>> Begin

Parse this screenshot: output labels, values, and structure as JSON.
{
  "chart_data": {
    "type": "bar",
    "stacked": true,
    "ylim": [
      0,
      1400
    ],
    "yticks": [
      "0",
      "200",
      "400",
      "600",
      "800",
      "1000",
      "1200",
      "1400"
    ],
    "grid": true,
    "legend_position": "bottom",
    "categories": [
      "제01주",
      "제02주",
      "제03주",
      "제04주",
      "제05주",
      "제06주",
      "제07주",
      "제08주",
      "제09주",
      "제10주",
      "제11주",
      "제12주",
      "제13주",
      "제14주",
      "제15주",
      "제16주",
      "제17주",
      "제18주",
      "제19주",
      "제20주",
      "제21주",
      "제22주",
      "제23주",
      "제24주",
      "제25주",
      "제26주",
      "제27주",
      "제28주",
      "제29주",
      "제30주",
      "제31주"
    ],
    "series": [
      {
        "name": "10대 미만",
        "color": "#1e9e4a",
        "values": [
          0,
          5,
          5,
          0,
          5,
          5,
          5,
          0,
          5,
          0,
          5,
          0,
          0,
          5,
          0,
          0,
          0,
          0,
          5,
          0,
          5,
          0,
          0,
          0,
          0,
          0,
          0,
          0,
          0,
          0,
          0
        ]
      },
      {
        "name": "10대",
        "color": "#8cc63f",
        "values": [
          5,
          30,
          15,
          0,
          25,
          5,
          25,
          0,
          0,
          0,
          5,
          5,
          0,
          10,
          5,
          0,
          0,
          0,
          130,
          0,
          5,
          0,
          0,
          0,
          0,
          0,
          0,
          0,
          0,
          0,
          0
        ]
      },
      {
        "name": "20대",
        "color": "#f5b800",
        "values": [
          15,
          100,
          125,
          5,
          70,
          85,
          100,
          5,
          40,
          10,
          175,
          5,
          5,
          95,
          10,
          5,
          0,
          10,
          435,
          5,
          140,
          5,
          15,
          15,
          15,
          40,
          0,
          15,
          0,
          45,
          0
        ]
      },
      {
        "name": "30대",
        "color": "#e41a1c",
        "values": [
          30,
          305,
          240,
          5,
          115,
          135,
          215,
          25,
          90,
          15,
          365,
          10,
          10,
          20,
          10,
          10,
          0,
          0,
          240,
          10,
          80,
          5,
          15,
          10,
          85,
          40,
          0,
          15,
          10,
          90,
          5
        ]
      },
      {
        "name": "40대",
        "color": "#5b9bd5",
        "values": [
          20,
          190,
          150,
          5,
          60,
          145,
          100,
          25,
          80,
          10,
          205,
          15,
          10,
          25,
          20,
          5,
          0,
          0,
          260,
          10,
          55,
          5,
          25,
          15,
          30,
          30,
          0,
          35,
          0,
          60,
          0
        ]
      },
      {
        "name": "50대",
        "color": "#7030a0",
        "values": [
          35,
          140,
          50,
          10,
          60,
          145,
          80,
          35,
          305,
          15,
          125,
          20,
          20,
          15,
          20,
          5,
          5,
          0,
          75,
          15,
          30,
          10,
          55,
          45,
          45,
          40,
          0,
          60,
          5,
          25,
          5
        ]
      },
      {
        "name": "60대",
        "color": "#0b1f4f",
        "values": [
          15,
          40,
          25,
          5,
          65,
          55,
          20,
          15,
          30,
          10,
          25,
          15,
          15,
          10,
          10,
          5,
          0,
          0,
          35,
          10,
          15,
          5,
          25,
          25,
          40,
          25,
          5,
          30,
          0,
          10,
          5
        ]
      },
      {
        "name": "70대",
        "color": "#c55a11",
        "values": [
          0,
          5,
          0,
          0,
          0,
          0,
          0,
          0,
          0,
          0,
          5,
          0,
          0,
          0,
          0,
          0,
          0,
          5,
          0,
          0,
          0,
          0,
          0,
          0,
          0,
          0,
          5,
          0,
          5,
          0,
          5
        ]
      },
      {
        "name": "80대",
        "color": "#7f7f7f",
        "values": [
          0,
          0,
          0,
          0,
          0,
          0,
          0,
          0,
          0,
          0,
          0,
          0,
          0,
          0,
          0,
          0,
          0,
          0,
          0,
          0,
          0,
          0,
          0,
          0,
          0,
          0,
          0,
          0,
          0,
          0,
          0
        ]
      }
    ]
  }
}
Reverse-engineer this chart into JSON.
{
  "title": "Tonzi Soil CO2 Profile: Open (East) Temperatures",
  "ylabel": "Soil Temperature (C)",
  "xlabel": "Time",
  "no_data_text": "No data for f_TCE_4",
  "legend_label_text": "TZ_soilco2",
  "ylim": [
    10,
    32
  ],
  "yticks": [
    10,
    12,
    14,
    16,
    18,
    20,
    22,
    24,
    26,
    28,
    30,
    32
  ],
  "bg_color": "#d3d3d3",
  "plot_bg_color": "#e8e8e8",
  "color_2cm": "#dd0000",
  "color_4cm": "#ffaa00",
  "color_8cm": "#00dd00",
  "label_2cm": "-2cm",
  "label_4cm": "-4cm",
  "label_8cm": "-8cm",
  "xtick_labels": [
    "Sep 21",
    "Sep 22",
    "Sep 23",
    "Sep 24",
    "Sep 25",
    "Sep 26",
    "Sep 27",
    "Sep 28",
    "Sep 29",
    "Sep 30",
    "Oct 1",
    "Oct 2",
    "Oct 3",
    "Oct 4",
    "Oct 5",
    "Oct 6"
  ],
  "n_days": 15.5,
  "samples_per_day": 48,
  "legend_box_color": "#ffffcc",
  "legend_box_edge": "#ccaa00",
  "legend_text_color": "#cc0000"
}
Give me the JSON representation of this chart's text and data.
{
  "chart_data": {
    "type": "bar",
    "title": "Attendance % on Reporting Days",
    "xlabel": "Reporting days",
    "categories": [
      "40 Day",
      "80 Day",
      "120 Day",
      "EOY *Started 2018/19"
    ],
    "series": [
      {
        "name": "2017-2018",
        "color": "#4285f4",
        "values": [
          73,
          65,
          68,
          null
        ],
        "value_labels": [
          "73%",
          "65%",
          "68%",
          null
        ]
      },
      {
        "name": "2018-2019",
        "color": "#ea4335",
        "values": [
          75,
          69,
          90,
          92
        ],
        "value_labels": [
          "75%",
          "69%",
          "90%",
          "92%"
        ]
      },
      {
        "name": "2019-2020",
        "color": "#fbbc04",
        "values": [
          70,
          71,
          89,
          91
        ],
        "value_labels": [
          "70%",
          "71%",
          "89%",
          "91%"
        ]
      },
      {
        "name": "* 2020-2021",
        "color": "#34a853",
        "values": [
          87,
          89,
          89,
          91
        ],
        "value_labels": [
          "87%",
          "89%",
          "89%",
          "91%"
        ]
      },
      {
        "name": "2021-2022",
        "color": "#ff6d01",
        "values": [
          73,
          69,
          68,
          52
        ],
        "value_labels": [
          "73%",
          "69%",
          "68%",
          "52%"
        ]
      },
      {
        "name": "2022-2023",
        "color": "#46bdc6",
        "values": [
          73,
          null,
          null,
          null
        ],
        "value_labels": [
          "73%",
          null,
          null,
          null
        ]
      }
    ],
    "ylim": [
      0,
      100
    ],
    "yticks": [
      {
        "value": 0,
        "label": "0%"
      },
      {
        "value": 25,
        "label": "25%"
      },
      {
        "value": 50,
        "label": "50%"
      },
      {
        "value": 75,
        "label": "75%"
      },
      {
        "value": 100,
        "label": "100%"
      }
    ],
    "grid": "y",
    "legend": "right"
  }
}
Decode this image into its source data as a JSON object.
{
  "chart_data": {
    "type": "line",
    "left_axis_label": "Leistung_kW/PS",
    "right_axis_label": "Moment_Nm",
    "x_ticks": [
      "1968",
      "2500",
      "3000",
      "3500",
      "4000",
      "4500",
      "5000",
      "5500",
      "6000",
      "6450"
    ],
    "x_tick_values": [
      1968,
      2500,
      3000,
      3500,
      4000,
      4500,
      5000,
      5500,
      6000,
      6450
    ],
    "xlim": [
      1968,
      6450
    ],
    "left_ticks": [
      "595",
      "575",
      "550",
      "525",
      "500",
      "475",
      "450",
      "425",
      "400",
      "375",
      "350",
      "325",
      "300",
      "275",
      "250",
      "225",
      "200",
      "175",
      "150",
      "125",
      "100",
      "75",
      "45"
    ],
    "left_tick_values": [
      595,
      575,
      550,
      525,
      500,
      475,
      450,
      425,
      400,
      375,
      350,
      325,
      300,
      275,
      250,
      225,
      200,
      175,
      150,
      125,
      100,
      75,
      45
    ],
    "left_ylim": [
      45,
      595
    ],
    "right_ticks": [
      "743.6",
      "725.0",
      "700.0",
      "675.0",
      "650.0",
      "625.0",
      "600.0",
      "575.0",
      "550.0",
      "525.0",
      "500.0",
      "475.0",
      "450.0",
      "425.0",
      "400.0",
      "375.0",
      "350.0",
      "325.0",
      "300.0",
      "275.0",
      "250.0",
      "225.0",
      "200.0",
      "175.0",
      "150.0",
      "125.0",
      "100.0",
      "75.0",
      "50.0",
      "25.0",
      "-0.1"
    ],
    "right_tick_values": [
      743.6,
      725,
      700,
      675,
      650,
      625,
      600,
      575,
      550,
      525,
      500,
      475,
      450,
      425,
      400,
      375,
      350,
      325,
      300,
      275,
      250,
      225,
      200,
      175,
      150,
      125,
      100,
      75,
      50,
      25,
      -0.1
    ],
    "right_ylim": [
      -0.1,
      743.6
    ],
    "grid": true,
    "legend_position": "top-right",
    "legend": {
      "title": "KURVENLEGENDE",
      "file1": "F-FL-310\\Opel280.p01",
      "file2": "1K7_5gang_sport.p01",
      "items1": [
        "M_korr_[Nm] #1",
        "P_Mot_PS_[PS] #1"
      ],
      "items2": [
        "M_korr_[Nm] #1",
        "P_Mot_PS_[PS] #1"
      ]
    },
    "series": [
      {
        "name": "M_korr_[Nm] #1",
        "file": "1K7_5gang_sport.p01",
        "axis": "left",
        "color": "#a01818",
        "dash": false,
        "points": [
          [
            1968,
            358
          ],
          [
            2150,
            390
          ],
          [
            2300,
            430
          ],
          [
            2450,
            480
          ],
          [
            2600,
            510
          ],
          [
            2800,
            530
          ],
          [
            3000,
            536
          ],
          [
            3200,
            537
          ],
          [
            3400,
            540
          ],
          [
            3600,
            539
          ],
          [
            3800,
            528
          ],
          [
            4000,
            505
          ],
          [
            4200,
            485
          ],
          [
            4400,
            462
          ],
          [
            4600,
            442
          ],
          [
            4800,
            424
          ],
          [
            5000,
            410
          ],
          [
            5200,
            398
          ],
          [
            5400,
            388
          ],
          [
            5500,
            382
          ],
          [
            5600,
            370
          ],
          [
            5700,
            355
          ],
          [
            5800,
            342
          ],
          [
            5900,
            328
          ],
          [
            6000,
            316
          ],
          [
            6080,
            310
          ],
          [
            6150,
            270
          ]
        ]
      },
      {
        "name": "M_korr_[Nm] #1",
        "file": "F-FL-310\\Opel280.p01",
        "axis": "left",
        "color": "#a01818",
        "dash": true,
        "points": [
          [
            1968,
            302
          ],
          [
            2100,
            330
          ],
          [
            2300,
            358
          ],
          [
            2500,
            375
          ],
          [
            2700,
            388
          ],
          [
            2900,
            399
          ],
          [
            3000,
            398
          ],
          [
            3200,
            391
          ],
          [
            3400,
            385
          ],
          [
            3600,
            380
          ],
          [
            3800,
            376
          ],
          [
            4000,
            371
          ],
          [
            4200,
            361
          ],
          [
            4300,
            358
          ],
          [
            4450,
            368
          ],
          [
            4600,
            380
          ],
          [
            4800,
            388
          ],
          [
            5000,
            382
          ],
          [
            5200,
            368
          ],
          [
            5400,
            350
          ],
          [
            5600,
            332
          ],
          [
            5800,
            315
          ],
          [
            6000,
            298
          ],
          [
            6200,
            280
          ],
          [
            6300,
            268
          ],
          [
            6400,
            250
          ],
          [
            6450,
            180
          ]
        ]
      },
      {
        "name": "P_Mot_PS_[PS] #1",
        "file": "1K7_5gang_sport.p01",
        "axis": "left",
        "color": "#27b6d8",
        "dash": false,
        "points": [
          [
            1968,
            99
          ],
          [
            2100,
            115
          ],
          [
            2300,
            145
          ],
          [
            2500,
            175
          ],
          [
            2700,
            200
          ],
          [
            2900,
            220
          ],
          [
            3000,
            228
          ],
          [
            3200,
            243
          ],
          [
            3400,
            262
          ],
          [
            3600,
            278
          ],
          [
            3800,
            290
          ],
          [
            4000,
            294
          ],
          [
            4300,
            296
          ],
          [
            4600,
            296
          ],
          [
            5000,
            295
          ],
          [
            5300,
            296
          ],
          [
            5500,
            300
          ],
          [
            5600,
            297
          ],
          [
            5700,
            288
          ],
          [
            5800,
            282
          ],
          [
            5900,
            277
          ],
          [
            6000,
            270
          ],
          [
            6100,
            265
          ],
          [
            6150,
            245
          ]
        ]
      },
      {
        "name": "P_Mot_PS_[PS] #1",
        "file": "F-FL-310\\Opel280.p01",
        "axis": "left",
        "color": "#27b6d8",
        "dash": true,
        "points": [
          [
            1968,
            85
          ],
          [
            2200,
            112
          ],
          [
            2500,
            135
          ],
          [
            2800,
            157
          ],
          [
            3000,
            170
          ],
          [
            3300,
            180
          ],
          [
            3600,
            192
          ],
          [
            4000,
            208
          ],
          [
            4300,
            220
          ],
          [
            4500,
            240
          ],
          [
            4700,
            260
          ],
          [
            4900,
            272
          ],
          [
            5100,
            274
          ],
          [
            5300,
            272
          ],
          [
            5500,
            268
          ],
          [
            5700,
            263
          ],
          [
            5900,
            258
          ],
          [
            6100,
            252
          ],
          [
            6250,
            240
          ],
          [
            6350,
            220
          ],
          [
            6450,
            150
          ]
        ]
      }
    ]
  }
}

>> End

* **Instructions for the task**:
Look for the word "JSON" and return every line where it occurs.

* **Full output**:
Parse this screenshot: output labels, values, and structure as JSON.
Reverse-engineer this chart into JSON.
Give me the JSON representation of this chart's text and data.
Decode this image into its source data as a JSON object.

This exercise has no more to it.